__Task details__.
Copy each line containing the word "optimistic" from the records that follow, please.

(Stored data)
+++

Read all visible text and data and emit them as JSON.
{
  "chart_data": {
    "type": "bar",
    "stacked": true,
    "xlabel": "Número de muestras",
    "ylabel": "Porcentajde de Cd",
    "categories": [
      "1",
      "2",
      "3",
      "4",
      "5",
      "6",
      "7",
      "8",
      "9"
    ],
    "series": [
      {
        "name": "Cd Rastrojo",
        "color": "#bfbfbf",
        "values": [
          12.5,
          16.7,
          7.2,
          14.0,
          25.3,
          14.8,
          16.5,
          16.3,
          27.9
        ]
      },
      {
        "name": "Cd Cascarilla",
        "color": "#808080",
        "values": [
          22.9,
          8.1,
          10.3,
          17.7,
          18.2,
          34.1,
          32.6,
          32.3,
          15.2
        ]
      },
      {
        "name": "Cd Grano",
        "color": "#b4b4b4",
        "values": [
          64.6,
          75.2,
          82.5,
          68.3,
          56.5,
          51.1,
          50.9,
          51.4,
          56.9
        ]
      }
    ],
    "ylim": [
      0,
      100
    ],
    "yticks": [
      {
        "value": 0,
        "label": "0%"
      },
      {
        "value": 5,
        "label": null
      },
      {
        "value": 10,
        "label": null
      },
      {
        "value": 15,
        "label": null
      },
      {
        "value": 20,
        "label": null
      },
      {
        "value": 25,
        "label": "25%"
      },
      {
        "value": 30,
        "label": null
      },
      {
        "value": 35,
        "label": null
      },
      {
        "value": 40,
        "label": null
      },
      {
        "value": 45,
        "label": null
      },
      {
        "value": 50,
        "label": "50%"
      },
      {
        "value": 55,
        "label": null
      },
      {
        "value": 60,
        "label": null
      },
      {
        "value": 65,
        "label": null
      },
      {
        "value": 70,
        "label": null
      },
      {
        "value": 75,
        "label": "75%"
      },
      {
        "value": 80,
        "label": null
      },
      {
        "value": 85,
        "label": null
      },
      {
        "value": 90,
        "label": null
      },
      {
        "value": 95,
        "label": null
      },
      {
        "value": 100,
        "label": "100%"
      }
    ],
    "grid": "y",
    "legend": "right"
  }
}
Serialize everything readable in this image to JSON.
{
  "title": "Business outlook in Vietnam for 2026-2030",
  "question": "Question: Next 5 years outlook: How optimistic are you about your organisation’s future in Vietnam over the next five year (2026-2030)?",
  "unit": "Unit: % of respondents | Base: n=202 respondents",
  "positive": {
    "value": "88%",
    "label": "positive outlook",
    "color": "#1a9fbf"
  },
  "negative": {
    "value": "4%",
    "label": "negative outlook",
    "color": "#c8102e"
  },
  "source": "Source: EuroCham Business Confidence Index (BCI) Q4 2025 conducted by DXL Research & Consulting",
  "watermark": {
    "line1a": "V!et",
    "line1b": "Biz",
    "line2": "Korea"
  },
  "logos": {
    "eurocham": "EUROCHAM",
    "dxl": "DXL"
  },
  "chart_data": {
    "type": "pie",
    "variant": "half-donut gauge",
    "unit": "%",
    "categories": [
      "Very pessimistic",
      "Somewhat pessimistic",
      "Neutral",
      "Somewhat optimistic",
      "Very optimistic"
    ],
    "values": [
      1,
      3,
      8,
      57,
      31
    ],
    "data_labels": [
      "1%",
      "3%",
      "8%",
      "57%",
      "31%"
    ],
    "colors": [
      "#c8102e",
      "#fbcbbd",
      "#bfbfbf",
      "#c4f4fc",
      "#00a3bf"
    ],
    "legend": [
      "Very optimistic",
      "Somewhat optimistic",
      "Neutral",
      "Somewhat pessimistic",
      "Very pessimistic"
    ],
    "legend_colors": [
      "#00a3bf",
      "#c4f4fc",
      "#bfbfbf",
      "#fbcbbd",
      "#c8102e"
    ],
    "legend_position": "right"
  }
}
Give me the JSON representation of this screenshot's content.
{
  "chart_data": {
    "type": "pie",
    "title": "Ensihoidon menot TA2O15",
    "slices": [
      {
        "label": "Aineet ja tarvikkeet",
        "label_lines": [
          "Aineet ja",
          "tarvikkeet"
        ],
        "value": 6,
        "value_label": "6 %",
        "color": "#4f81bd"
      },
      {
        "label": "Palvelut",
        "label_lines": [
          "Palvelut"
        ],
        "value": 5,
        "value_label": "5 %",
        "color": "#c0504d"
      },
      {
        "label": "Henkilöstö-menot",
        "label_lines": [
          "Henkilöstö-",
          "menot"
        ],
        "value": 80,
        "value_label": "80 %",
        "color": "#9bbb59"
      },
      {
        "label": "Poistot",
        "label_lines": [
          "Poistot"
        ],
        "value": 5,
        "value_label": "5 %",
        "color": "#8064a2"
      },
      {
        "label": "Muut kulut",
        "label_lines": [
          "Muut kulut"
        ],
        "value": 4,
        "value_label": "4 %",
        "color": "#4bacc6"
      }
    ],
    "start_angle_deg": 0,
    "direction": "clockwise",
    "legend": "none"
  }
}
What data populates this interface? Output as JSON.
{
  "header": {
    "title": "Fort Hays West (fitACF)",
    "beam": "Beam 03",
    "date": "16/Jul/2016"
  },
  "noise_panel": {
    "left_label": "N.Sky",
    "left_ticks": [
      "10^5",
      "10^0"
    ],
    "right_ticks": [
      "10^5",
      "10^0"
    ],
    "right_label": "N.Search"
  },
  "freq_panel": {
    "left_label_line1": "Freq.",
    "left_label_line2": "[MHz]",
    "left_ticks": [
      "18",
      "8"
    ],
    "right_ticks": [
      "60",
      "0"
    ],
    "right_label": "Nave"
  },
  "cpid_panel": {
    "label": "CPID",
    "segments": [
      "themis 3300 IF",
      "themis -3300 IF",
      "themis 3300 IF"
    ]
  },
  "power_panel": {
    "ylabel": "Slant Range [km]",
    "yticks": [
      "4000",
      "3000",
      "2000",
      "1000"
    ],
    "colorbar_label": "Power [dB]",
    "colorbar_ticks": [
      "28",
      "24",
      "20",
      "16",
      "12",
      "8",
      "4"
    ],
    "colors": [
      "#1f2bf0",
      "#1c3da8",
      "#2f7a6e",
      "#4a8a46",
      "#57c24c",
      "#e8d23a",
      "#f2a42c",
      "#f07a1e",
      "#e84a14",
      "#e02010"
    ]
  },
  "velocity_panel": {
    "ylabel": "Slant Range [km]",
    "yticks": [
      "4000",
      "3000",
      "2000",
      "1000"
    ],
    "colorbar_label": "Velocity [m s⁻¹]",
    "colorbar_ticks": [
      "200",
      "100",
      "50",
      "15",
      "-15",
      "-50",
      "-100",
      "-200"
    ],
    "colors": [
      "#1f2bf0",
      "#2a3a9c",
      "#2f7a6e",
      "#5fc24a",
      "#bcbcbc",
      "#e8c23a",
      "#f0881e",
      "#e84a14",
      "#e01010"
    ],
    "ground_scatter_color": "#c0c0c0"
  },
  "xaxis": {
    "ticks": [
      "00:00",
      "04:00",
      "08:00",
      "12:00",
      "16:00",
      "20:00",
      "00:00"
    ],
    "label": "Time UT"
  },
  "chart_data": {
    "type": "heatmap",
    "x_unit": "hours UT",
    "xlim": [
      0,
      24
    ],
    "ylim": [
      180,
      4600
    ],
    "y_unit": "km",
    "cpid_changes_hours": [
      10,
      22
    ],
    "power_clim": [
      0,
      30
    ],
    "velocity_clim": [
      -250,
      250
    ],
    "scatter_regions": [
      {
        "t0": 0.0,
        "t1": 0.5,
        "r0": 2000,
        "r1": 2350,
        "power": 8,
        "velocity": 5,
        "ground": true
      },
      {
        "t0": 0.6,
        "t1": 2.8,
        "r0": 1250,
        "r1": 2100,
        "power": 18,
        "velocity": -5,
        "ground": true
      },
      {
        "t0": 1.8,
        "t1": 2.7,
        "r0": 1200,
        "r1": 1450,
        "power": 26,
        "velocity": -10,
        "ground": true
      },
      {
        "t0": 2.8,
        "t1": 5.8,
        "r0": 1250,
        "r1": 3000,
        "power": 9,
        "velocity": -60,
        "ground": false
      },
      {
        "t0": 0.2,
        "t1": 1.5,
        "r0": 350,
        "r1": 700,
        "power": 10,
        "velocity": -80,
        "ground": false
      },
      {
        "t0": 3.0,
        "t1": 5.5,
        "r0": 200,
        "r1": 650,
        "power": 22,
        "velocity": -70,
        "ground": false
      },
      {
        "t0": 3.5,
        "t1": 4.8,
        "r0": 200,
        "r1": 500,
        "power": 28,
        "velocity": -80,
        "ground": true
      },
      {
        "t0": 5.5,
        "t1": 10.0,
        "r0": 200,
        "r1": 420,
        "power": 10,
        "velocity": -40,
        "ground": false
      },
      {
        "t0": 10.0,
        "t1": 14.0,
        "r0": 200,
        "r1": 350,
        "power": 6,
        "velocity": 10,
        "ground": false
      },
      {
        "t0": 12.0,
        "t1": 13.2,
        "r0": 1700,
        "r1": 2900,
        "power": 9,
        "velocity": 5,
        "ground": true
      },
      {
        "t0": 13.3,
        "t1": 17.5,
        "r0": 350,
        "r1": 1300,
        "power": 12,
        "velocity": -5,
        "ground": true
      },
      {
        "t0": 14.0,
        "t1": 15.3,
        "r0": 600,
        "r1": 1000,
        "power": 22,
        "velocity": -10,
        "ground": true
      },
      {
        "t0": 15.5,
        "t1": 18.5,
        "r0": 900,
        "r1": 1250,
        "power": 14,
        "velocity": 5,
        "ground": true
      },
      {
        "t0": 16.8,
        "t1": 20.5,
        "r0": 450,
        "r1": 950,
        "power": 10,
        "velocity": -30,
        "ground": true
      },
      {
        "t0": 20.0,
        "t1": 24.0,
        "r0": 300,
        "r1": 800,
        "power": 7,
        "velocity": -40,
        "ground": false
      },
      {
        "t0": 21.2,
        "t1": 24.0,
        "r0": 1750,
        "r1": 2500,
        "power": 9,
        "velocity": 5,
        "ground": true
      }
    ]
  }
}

+++

__Solved exercise__.
  "question": "Question: Next 5 years outlook: How optimistic are you about your organisation’s future in Vietnam over the next five year (2026-2030)?",
      "Somewhat optimistic",
      "Very optimistic"
      "Very optimistic",
      "Somewhat optimistic",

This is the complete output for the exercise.